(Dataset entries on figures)
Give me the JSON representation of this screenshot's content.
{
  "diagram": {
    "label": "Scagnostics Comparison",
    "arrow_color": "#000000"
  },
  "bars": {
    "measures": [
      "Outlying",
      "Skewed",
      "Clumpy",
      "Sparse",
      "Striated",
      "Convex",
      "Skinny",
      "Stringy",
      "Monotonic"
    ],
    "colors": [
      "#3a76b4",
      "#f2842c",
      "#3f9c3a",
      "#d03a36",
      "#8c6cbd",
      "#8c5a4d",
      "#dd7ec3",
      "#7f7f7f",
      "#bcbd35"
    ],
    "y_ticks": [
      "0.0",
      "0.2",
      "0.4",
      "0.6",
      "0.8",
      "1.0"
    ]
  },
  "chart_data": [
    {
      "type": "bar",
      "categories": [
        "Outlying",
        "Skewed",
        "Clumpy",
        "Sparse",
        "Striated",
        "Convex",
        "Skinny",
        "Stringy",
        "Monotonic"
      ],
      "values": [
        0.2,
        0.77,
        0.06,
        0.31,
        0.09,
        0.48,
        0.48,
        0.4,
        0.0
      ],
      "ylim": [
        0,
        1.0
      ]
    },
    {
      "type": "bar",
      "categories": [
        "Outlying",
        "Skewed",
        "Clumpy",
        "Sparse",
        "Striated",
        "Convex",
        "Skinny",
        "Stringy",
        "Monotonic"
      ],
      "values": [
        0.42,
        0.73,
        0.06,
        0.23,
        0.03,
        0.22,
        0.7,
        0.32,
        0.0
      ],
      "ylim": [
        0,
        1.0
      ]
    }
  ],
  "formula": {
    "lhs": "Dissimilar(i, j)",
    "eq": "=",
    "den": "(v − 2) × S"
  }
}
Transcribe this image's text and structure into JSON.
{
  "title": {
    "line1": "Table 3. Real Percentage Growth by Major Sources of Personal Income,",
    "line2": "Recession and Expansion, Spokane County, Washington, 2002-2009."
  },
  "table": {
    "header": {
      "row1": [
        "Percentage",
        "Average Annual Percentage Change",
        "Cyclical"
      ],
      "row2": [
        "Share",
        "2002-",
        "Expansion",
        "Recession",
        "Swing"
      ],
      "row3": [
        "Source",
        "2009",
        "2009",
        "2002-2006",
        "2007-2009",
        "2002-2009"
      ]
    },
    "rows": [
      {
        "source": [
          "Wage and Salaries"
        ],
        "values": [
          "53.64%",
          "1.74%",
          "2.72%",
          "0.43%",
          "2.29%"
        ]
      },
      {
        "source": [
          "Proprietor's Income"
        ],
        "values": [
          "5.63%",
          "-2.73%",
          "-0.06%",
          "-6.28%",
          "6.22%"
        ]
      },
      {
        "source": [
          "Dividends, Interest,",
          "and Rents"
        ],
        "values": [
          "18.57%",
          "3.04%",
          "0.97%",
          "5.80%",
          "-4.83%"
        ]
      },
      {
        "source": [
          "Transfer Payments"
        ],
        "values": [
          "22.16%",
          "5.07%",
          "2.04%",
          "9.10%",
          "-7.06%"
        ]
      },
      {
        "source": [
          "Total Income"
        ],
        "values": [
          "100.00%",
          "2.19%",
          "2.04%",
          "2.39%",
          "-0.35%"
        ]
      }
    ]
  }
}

**WORK TO COMPLETE:**
Reproduce the entries above exactly.

**PROBLEM SOLUTION:**
Give me the JSON representation of this screenshot's content.
{
  "diagram": {
    "label": "Scagnostics Comparison",
    "arrow_color": "#000000"
  },
  "bars": {
    "measures": [
      "Outlying",
      "Skewed",
      "Clumpy",
      "Sparse",
      "Striated",
      "Convex",
      "Skinny",
      "Stringy",
      "Monotonic"
    ],
    "colors": [
      "#3a76b4",
      "#f2842c",
      "#3f9c3a",
      "#d03a36",
      "#8c6cbd",
      "#8c5a4d",
      "#dd7ec3",
      "#7f7f7f",
      "#bcbd35"
    ],
    "y_ticks": [
      "0.0",
      "0.2",
      "0.4",
      "0.6",
      "0.8",
      "1.0"
    ]
  },
  "chart_data": [
    {
      "type": "bar",
      "categories": [
        "Outlying",
        "Skewed",
        "Clumpy",
        "Sparse",
        "Striated",
        "Convex",
        "Skinny",
        "Stringy",
        "Monotonic"
      ],
      "values": [
        0.2,
        0.77,
        0.06,
        0.31,
        0.09,
        0.48,
        0.48,
        0.4,
        0.0
      ],
      "ylim": [
        0,
        1.0
      ]
    },
    {
      "type": "bar",
      "categories": [
        "Outlying",
        "Skewed",
        "Clumpy",
        "Sparse",
        "Striated",
        "Convex",
        "Skinny",
        "Stringy",
        "Monotonic"
      ],
      "values": [
        0.42,
        0.73,
        0.06,
        0.23,
        0.03,
        0.22,
        0.7,
        0.32,
        0.0
      ],
      "ylim": [
        0,
        1.0
      ]
    }
  ],
  "formula": {
    "lhs": "Dissimilar(i, j)",
    "eq": "=",
    "den": "(v − 2) × S"
  }
}
Transcribe this image's text and structure into JSON.
{
  "title": {
    "line1": "Table 3. Real Percentage Growth by Major Sources of Personal Income,",
    "line2": "Recession and Expansion, Spokane County, Washington, 2002-2009."
  },
  "table": {
    "header": {
      "row1": [
        "Percentage",
        "Average Annual Percentage Change",
        "Cyclical"
      ],
      "row2": [
        "Share",
        "2002-",
        "Expansion",
        "Recession",
        "Swing"
      ],
      "row3": [
        "Source",
        "2009",
        "2009",
        "2002-2006",
        "2007-2009",
        "2002-2009"
      ]
    },
    "rows": [
      {
        "source": [
          "Wage and Salaries"
        ],
        "values": [
          "53.64%",
          "1.74%",
          "2.72%",
          "0.43%",
          "2.29%"
        ]
      },
      {
        "source": [
          "Proprietor's Income"
        ],
        "values": [
          "5.63%",
          "-2.73%",
          "-0.06%",
          "-6.28%",
          "6.22%"
        ]
      },
      {
        "source": [
          "Dividends, Interest,",
          "and Rents"
        ],
        "values": [
          "18.57%",
          "3.04%",
          "0.97%",
          "5.80%",
          "-4.83%"
        ]
      },
      {
        "source": [
          "Transfer Payments"
        ],
        "values": [
          "22.16%",
          "5.07%",
          "2.04%",
          "9.10%",
          "-7.06%"
        ]
      },
      {
        "source": [
          "Total Income"
        ],
        "values": [
          "100.00%",
          "2.19%",
          "2.04%",
          "2.39%",
          "-0.35%"
        ]
      }
    ]
  }
}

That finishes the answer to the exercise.